An accurate, complete copy of the records below is required.

(Items from a dataset)

_ _ _

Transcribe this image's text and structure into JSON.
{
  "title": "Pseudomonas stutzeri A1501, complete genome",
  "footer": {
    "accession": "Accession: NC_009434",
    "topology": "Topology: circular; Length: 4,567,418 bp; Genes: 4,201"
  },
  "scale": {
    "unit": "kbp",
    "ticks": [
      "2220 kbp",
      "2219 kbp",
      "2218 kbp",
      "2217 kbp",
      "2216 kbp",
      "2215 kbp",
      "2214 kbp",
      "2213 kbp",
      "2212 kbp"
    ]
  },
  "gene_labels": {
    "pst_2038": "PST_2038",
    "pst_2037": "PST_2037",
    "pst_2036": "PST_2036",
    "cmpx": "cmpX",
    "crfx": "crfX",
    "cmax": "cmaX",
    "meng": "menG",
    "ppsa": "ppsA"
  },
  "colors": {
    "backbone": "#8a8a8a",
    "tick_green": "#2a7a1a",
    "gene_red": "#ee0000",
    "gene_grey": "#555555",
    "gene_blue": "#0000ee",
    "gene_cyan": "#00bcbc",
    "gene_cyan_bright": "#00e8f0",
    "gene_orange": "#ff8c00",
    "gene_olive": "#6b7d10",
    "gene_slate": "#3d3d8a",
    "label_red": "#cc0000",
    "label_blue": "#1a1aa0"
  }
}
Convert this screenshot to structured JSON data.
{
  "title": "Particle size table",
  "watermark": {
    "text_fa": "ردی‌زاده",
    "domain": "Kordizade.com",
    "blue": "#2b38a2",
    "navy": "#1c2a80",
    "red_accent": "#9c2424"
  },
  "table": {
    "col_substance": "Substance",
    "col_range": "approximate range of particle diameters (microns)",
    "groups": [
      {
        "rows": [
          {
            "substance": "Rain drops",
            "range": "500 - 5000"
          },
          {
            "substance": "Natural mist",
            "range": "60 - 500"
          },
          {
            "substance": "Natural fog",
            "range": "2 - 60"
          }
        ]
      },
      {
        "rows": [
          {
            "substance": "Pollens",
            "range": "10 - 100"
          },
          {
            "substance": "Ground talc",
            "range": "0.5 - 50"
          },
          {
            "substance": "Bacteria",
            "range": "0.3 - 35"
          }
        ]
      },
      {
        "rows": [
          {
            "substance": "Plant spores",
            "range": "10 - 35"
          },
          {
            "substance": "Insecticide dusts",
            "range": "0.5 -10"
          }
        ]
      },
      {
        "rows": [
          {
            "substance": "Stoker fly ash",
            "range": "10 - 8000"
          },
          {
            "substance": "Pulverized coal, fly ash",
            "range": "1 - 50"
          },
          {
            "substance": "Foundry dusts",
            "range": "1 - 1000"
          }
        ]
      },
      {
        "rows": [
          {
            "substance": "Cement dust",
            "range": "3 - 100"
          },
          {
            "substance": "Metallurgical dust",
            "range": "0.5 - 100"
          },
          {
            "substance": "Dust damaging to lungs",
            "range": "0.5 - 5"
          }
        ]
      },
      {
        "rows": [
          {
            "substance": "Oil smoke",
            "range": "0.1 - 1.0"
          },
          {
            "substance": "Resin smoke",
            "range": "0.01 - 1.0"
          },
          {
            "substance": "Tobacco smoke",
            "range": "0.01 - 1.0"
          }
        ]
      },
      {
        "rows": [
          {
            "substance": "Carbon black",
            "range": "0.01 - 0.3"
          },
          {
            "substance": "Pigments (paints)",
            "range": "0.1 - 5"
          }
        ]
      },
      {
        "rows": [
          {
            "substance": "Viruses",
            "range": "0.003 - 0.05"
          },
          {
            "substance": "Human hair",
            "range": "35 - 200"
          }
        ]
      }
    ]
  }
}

_ _ _

_Answer for this exercise:_
Transcribe this image's text and structure into JSON.
{
  "title": "Pseudomonas stutzeri A1501, complete genome",
  "footer": {
    "accession": "Accession: NC_009434",
    "topology": "Topology: circular; Length: 4,567,418 bp; Genes: 4,201"
  },
  "scale": {
    "unit": "kbp",
    "ticks": [
      "2220 kbp",
      "2219 kbp",
      "2218 kbp",
      "2217 kbp",
      "2216 kbp",
      "2215 kbp",
      "2214 kbp",
      "2213 kbp",
      "2212 kbp"
    ]
  },
  "gene_labels": {
    "pst_2038": "PST_2038",
    "pst_2037": "PST_2037",
    "pst_2036": "PST_2036",
    "cmpx": "cmpX",
    "crfx": "crfX",
    "cmax": "cmaX",
    "meng": "menG",
    "ppsa": "ppsA"
  },
  "colors": {
    "backbone": "#8a8a8a",
    "tick_green": "#2a7a1a",
    "gene_red": "#ee0000",
    "gene_grey": "#555555",
    "gene_blue": "#0000ee",
    "gene_cyan": "#00bcbc",
    "gene_cyan_bright": "#00e8f0",
    "gene_orange": "#ff8c00",
    "gene_olive": "#6b7d10",
    "gene_slate": "#3d3d8a",
    "label_red": "#cc0000",
    "label_blue": "#1a1aa0"
  }
}
Convert this screenshot to structured JSON data.
{
  "title": "Particle size table",
  "watermark": {
    "text_fa": "ردی‌زاده",
    "domain": "Kordizade.com",
    "blue": "#2b38a2",
    "navy": "#1c2a80",
    "red_accent": "#9c2424"
  },
  "table": {
    "col_substance": "Substance",
    "col_range": "approximate range of particle diameters (microns)",
    "groups": [
      {
        "rows": [
          {
            "substance": "Rain drops",
            "range": "500 - 5000"
          },
          {
            "substance": "Natural mist",
            "range": "60 - 500"
          },
          {
            "substance": "Natural fog",
            "range": "2 - 60"
          }
        ]
      },
      {
        "rows": [
          {
            "substance": "Pollens",
            "range": "10 - 100"
          },
          {
            "substance": "Ground talc",
            "range": "0.5 - 50"
          },
          {
            "substance": "Bacteria",
            "range": "0.3 - 35"
          }
        ]
      },
      {
        "rows": [
          {
            "substance": "Plant spores",
            "range": "10 - 35"
          },
          {
            "substance": "Insecticide dusts",
            "range": "0.5 -10"
          }
        ]
      },
      {
        "rows": [
          {
            "substance": "Stoker fly ash",
            "range": "10 - 8000"
          },
          {
            "substance": "Pulverized coal, fly ash",
            "range": "1 - 50"
          },
          {
            "substance": "Foundry dusts",
            "range": "1 - 1000"
          }
        ]
      },
      {
        "rows": [
          {
            "substance": "Cement dust",
            "range": "3 - 100"
          },
          {
            "substance": "Metallurgical dust",
            "range": "0.5 - 100"
          },
          {
            "substance": "Dust damaging to lungs",
            "range": "0.5 - 5"
          }
        ]
      },
      {
        "rows": [
          {
            "substance": "Oil smoke",
            "range": "0.1 - 1.0"
          },
          {
            "substance": "Resin smoke",
            "range": "0.01 - 1.0"
          },
          {
            "substance": "Tobacco smoke",
            "range": "0.01 - 1.0"
          }
        ]
      },
      {
        "rows": [
          {
            "substance": "Carbon black",
            "range": "0.01 - 0.3"
          },
          {
            "substance": "Pigments (paints)",
            "range": "0.1 - 5"
          }
        ]
      },
      {
        "rows": [
          {
            "substance": "Viruses",
            "range": "0.003 - 0.05"
          },
          {
            "substance": "Human hair",
            "range": "35 - 200"
          }
        ]
      }
    ]
  }
}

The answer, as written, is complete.